(Data tied to figure images)
## begin
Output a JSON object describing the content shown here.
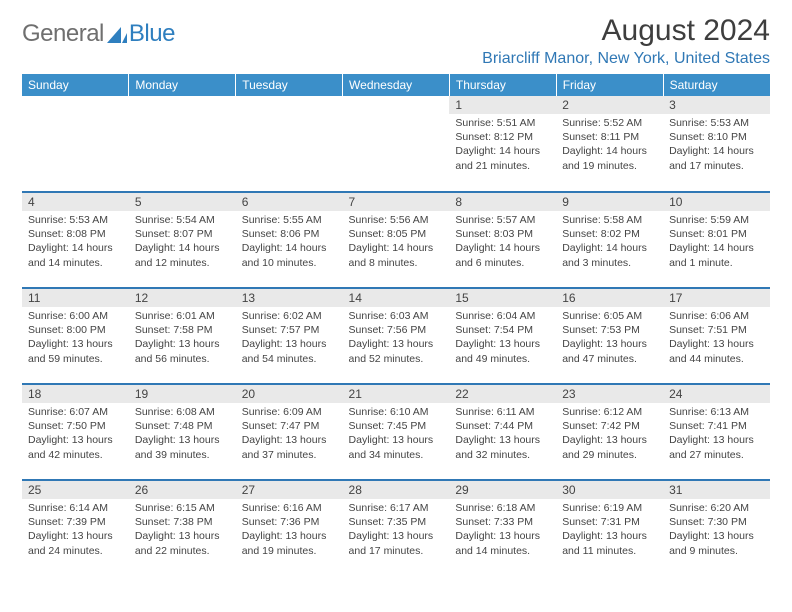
{
  "logo": {
    "text1": "General",
    "text2": "Blue"
  },
  "title": "August 2024",
  "location": "Briarcliff Manor, New York, United States",
  "colors": {
    "header_bg": "#3b8fc9",
    "accent": "#3078b5",
    "daynum_bg": "#e9e9e9",
    "text": "#444444",
    "logo_gray": "#6f6f6f",
    "logo_blue": "#2f7fbf"
  },
  "weekdays": [
    "Sunday",
    "Monday",
    "Tuesday",
    "Wednesday",
    "Thursday",
    "Friday",
    "Saturday"
  ],
  "weeks": [
    [
      {
        "n": "",
        "sr": "",
        "ss": "",
        "d1": "",
        "d2": ""
      },
      {
        "n": "",
        "sr": "",
        "ss": "",
        "d1": "",
        "d2": ""
      },
      {
        "n": "",
        "sr": "",
        "ss": "",
        "d1": "",
        "d2": ""
      },
      {
        "n": "",
        "sr": "",
        "ss": "",
        "d1": "",
        "d2": ""
      },
      {
        "n": "1",
        "sr": "Sunrise: 5:51 AM",
        "ss": "Sunset: 8:12 PM",
        "d1": "Daylight: 14 hours",
        "d2": "and 21 minutes."
      },
      {
        "n": "2",
        "sr": "Sunrise: 5:52 AM",
        "ss": "Sunset: 8:11 PM",
        "d1": "Daylight: 14 hours",
        "d2": "and 19 minutes."
      },
      {
        "n": "3",
        "sr": "Sunrise: 5:53 AM",
        "ss": "Sunset: 8:10 PM",
        "d1": "Daylight: 14 hours",
        "d2": "and 17 minutes."
      }
    ],
    [
      {
        "n": "4",
        "sr": "Sunrise: 5:53 AM",
        "ss": "Sunset: 8:08 PM",
        "d1": "Daylight: 14 hours",
        "d2": "and 14 minutes."
      },
      {
        "n": "5",
        "sr": "Sunrise: 5:54 AM",
        "ss": "Sunset: 8:07 PM",
        "d1": "Daylight: 14 hours",
        "d2": "and 12 minutes."
      },
      {
        "n": "6",
        "sr": "Sunrise: 5:55 AM",
        "ss": "Sunset: 8:06 PM",
        "d1": "Daylight: 14 hours",
        "d2": "and 10 minutes."
      },
      {
        "n": "7",
        "sr": "Sunrise: 5:56 AM",
        "ss": "Sunset: 8:05 PM",
        "d1": "Daylight: 14 hours",
        "d2": "and 8 minutes."
      },
      {
        "n": "8",
        "sr": "Sunrise: 5:57 AM",
        "ss": "Sunset: 8:03 PM",
        "d1": "Daylight: 14 hours",
        "d2": "and 6 minutes."
      },
      {
        "n": "9",
        "sr": "Sunrise: 5:58 AM",
        "ss": "Sunset: 8:02 PM",
        "d1": "Daylight: 14 hours",
        "d2": "and 3 minutes."
      },
      {
        "n": "10",
        "sr": "Sunrise: 5:59 AM",
        "ss": "Sunset: 8:01 PM",
        "d1": "Daylight: 14 hours",
        "d2": "and 1 minute."
      }
    ],
    [
      {
        "n": "11",
        "sr": "Sunrise: 6:00 AM",
        "ss": "Sunset: 8:00 PM",
        "d1": "Daylight: 13 hours",
        "d2": "and 59 minutes."
      },
      {
        "n": "12",
        "sr": "Sunrise: 6:01 AM",
        "ss": "Sunset: 7:58 PM",
        "d1": "Daylight: 13 hours",
        "d2": "and 56 minutes."
      },
      {
        "n": "13",
        "sr": "Sunrise: 6:02 AM",
        "ss": "Sunset: 7:57 PM",
        "d1": "Daylight: 13 hours",
        "d2": "and 54 minutes."
      },
      {
        "n": "14",
        "sr": "Sunrise: 6:03 AM",
        "ss": "Sunset: 7:56 PM",
        "d1": "Daylight: 13 hours",
        "d2": "and 52 minutes."
      },
      {
        "n": "15",
        "sr": "Sunrise: 6:04 AM",
        "ss": "Sunset: 7:54 PM",
        "d1": "Daylight: 13 hours",
        "d2": "and 49 minutes."
      },
      {
        "n": "16",
        "sr": "Sunrise: 6:05 AM",
        "ss": "Sunset: 7:53 PM",
        "d1": "Daylight: 13 hours",
        "d2": "and 47 minutes."
      },
      {
        "n": "17",
        "sr": "Sunrise: 6:06 AM",
        "ss": "Sunset: 7:51 PM",
        "d1": "Daylight: 13 hours",
        "d2": "and 44 minutes."
      }
    ],
    [
      {
        "n": "18",
        "sr": "Sunrise: 6:07 AM",
        "ss": "Sunset: 7:50 PM",
        "d1": "Daylight: 13 hours",
        "d2": "and 42 minutes."
      },
      {
        "n": "19",
        "sr": "Sunrise: 6:08 AM",
        "ss": "Sunset: 7:48 PM",
        "d1": "Daylight: 13 hours",
        "d2": "and 39 minutes."
      },
      {
        "n": "20",
        "sr": "Sunrise: 6:09 AM",
        "ss": "Sunset: 7:47 PM",
        "d1": "Daylight: 13 hours",
        "d2": "and 37 minutes."
      },
      {
        "n": "21",
        "sr": "Sunrise: 6:10 AM",
        "ss": "Sunset: 7:45 PM",
        "d1": "Daylight: 13 hours",
        "d2": "and 34 minutes."
      },
      {
        "n": "22",
        "sr": "Sunrise: 6:11 AM",
        "ss": "Sunset: 7:44 PM",
        "d1": "Daylight: 13 hours",
        "d2": "and 32 minutes."
      },
      {
        "n": "23",
        "sr": "Sunrise: 6:12 AM",
        "ss": "Sunset: 7:42 PM",
        "d1": "Daylight: 13 hours",
        "d2": "and 29 minutes."
      },
      {
        "n": "24",
        "sr": "Sunrise: 6:13 AM",
        "ss": "Sunset: 7:41 PM",
        "d1": "Daylight: 13 hours",
        "d2": "and 27 minutes."
      }
    ],
    [
      {
        "n": "25",
        "sr": "Sunrise: 6:14 AM",
        "ss": "Sunset: 7:39 PM",
        "d1": "Daylight: 13 hours",
        "d2": "and 24 minutes."
      },
      {
        "n": "26",
        "sr": "Sunrise: 6:15 AM",
        "ss": "Sunset: 7:38 PM",
        "d1": "Daylight: 13 hours",
        "d2": "and 22 minutes."
      },
      {
        "n": "27",
        "sr": "Sunrise: 6:16 AM",
        "ss": "Sunset: 7:36 PM",
        "d1": "Daylight: 13 hours",
        "d2": "and 19 minutes."
      },
      {
        "n": "28",
        "sr": "Sunrise: 6:17 AM",
        "ss": "Sunset: 7:35 PM",
        "d1": "Daylight: 13 hours",
        "d2": "and 17 minutes."
      },
      {
        "n": "29",
        "sr": "Sunrise: 6:18 AM",
        "ss": "Sunset: 7:33 PM",
        "d1": "Daylight: 13 hours",
        "d2": "and 14 minutes."
      },
      {
        "n": "30",
        "sr": "Sunrise: 6:19 AM",
        "ss": "Sunset: 7:31 PM",
        "d1": "Daylight: 13 hours",
        "d2": "and 11 minutes."
      },
      {
        "n": "31",
        "sr": "Sunrise: 6:20 AM",
        "ss": "Sunset: 7:30 PM",
        "d1": "Daylight: 13 hours",
        "d2": "and 9 minutes."
      }
    ]
  ]
}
## end
■ Goal of the exercise: Produce an exact copy of each line of data, skipping embedded images.

■ Final result:
Output a JSON object describing the content shown here.
{
  "logo": {
    "text1": "General",
    "text2": "Blue"
  },
  "title": "August 2024",
  "location": "Briarcliff Manor, New York, United States",
  "colors": {
    "header_bg": "#3b8fc9",
    "accent": "#3078b5",
    "daynum_bg": "#e9e9e9",
    "text": "#444444",
    "logo_gray": "#6f6f6f",
    "logo_blue": "#2f7fbf"
  },
  "weekdays": [
    "Sunday",
    "Monday",
    "Tuesday",
    "Wednesday",
    "Thursday",
    "Friday",
    "Saturday"
  ],
  "weeks": [
    [
      {
        "n": "",
        "sr": "",
        "ss": "",
        "d1": "",
        "d2": ""
      },
      {
        "n": "",
        "sr": "",
        "ss": "",
        "d1": "",
        "d2": ""
      },
      {
        "n": "",
        "sr": "",
        "ss": "",
        "d1": "",
        "d2": ""
      },
      {
        "n": "",
        "sr": "",
        "ss": "",
        "d1": "",
        "d2": ""
      },
      {
        "n": "1",
        "sr": "Sunrise: 5:51 AM",
        "ss": "Sunset: 8:12 PM",
        "d1": "Daylight: 14 hours",
        "d2": "and 21 minutes."
      },
      {
        "n": "2",
        "sr": "Sunrise: 5:52 AM",
        "ss": "Sunset: 8:11 PM",
        "d1": "Daylight: 14 hours",
        "d2": "and 19 minutes."
      },
      {
        "n": "3",
        "sr": "Sunrise: 5:53 AM",
        "ss": "Sunset: 8:10 PM",
        "d1": "Daylight: 14 hours",
        "d2": "and 17 minutes."
      }
    ],
    [
      {
        "n": "4",
        "sr": "Sunrise: 5:53 AM",
        "ss": "Sunset: 8:08 PM",
        "d1": "Daylight: 14 hours",
        "d2": "and 14 minutes."
      },
      {
        "n": "5",
        "sr": "Sunrise: 5:54 AM",
        "ss": "Sunset: 8:07 PM",
        "d1": "Daylight: 14 hours",
        "d2": "and 12 minutes."
      },
      {
        "n": "6",
        "sr": "Sunrise: 5:55 AM",
        "ss": "Sunset: 8:06 PM",
        "d1": "Daylight: 14 hours",
        "d2": "and 10 minutes."
      },
      {
        "n": "7",
        "sr": "Sunrise: 5:56 AM",
        "ss": "Sunset: 8:05 PM",
        "d1": "Daylight: 14 hours",
        "d2": "and 8 minutes."
      },
      {
        "n": "8",
        "sr": "Sunrise: 5:57 AM",
        "ss": "Sunset: 8:03 PM",
        "d1": "Daylight: 14 hours",
        "d2": "and 6 minutes."
      },
      {
        "n": "9",
        "sr": "Sunrise: 5:58 AM",
        "ss": "Sunset: 8:02 PM",
        "d1": "Daylight: 14 hours",
        "d2": "and 3 minutes."
      },
      {
        "n": "10",
        "sr": "Sunrise: 5:59 AM",
        "ss": "Sunset: 8:01 PM",
        "d1": "Daylight: 14 hours",
        "d2": "and 1 minute."
      }
    ],
    [
      {
        "n": "11",
        "sr": "Sunrise: 6:00 AM",
        "ss": "Sunset: 8:00 PM",
        "d1": "Daylight: 13 hours",
        "d2": "and 59 minutes."
      },
      {
        "n": "12",
        "sr": "Sunrise: 6:01 AM",
        "ss": "Sunset: 7:58 PM",
        "d1": "Daylight: 13 hours",
        "d2": "and 56 minutes."
      },
      {
        "n": "13",
        "sr": "Sunrise: 6:02 AM",
        "ss": "Sunset: 7:57 PM",
        "d1": "Daylight: 13 hours",
        "d2": "and 54 minutes."
      },
      {
        "n": "14",
        "sr": "Sunrise: 6:03 AM",
        "ss": "Sunset: 7:56 PM",
        "d1": "Daylight: 13 hours",
        "d2": "and 52 minutes."
      },
      {
        "n": "15",
        "sr": "Sunrise: 6:04 AM",
        "ss": "Sunset: 7:54 PM",
        "d1": "Daylight: 13 hours",
        "d2": "and 49 minutes."
      },
      {
        "n": "16",
        "sr": "Sunrise: 6:05 AM",
        "ss": "Sunset: 7:53 PM",
        "d1": "Daylight: 13 hours",
        "d2": "and 47 minutes."
      },
      {
        "n": "17",
        "sr": "Sunrise: 6:06 AM",
        "ss": "Sunset: 7:51 PM",
        "d1": "Daylight: 13 hours",
        "d2": "and 44 minutes."
      }
    ],
    [
      {
        "n": "18",
        "sr": "Sunrise: 6:07 AM",
        "ss": "Sunset: 7:50 PM",
        "d1": "Daylight: 13 hours",
        "d2": "and 42 minutes."
      },
      {
        "n": "19",
        "sr": "Sunrise: 6:08 AM",
        "ss": "Sunset: 7:48 PM",
        "d1": "Daylight: 13 hours",
        "d2": "and 39 minutes."
      },
      {
        "n": "20",
        "sr": "Sunrise: 6:09 AM",
        "ss": "Sunset: 7:47 PM",
        "d1": "Daylight: 13 hours",
        "d2": "and 37 minutes."
      },
      {
        "n": "21",
        "sr": "Sunrise: 6:10 AM",
        "ss": "Sunset: 7:45 PM",
        "d1": "Daylight: 13 hours",
        "d2": "and 34 minutes."
      },
      {
        "n": "22",
        "sr": "Sunrise: 6:11 AM",
        "ss": "Sunset: 7:44 PM",
        "d1": "Daylight: 13 hours",
        "d2": "and 32 minutes."
      },
      {
        "n": "23",
        "sr": "Sunrise: 6:12 AM",
        "ss": "Sunset: 7:42 PM",
        "d1": "Daylight: 13 hours",
        "d2": "and 29 minutes."
      },
      {
        "n": "24",
        "sr": "Sunrise: 6:13 AM",
        "ss": "Sunset: 7:41 PM",
        "d1": "Daylight: 13 hours",
        "d2": "and 27 minutes."
      }
    ],
    [
      {
        "n": "25",
        "sr": "Sunrise: 6:14 AM",
        "ss": "Sunset: 7:39 PM",
        "d1": "Daylight: 13 hours",
        "d2": "and 24 minutes."
      },
      {
        "n": "26",
        "sr": "Sunrise: 6:15 AM",
        "ss": "Sunset: 7:38 PM",
        "d1": "Daylight: 13 hours",
        "d2": "and 22 minutes."
      },
      {
        "n": "27",
        "sr": "Sunrise: 6:16 AM",
        "ss": "Sunset: 7:36 PM",
        "d1": "Daylight: 13 hours",
        "d2": "and 19 minutes."
      },
      {
        "n": "28",
        "sr": "Sunrise: 6:17 AM",
        "ss": "Sunset: 7:35 PM",
        "d1": "Daylight: 13 hours",
        "d2": "and 17 minutes."
      },
      {
        "n": "29",
        "sr": "Sunrise: 6:18 AM",
        "ss": "Sunset: 7:33 PM",
        "d1": "Daylight: 13 hours",
        "d2": "and 14 minutes."
      },
      {
        "n": "30",
        "sr": "Sunrise: 6:19 AM",
        "ss": "Sunset: 7:31 PM",
        "d1": "Daylight: 13 hours",
        "d2": "and 11 minutes."
      },
      {
        "n": "31",
        "sr": "Sunrise: 6:20 AM",
        "ss": "Sunset: 7:30 PM",
        "d1": "Daylight: 13 hours",
        "d2": "and 9 minutes."
      }
    ]
  ]
}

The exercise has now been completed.